What this task involves:
Return, word for word, every line that follows.

Dataset:
# # #
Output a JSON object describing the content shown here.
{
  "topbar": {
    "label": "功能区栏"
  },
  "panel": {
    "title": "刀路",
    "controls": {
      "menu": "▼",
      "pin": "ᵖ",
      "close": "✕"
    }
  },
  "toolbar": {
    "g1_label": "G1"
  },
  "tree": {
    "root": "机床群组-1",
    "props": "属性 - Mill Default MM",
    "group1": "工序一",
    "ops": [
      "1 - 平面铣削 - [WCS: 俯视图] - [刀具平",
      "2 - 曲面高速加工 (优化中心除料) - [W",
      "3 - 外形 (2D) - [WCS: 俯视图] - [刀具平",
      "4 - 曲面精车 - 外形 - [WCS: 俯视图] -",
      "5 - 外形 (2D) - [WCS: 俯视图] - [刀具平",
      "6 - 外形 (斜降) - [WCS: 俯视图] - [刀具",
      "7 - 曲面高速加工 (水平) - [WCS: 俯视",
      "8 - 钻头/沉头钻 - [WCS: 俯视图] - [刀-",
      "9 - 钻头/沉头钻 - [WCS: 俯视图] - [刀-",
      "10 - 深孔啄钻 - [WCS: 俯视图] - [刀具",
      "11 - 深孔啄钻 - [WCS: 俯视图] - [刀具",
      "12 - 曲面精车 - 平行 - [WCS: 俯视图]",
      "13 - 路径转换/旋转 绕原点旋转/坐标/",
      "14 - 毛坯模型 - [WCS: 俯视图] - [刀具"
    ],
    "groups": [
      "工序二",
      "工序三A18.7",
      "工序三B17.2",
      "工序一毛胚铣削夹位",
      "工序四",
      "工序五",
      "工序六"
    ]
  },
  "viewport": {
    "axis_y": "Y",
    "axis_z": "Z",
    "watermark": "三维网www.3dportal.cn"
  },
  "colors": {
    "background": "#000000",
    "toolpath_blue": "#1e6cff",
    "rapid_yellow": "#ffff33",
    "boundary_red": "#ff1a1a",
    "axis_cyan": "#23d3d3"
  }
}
# # #
In response:
Output a JSON object describing the content shown here.
{
  "topbar": {
    "label": "功能区栏"
  },
  "panel": {
    "title": "刀路",
    "controls": {
      "menu": "▼",
      "pin": "ᵖ",
      "close": "✕"
    }
  },
  "toolbar": {
    "g1_label": "G1"
  },
  "tree": {
    "root": "机床群组-1",
    "props": "属性 - Mill Default MM",
    "group1": "工序一",
    "ops": [
      "1 - 平面铣削 - [WCS: 俯视图] - [刀具平",
      "2 - 曲面高速加工 (优化中心除料) - [W",
      "3 - 外形 (2D) - [WCS: 俯视图] - [刀具平",
      "4 - 曲面精车 - 外形 - [WCS: 俯视图] -",
      "5 - 外形 (2D) - [WCS: 俯视图] - [刀具平",
      "6 - 外形 (斜降) - [WCS: 俯视图] - [刀具",
      "7 - 曲面高速加工 (水平) - [WCS: 俯视",
      "8 - 钻头/沉头钻 - [WCS: 俯视图] - [刀-",
      "9 - 钻头/沉头钻 - [WCS: 俯视图] - [刀-",
      "10 - 深孔啄钻 - [WCS: 俯视图] - [刀具",
      "11 - 深孔啄钻 - [WCS: 俯视图] - [刀具",
      "12 - 曲面精车 - 平行 - [WCS: 俯视图]",
      "13 - 路径转换/旋转 绕原点旋转/坐标/",
      "14 - 毛坯模型 - [WCS: 俯视图] - [刀具"
    ],
    "groups": [
      "工序二",
      "工序三A18.7",
      "工序三B17.2",
      "工序一毛胚铣削夹位",
      "工序四",
      "工序五",
      "工序六"
    ]
  },
  "viewport": {
    "axis_y": "Y",
    "axis_z": "Z",
    "watermark": "三维网www.3dportal.cn"
  },
  "colors": {
    "background": "#000000",
    "toolpath_blue": "#1e6cff",
    "rapid_yellow": "#ffff33",
    "boundary_red": "#ff1a1a",
    "axis_cyan": "#23d3d3"
  }
}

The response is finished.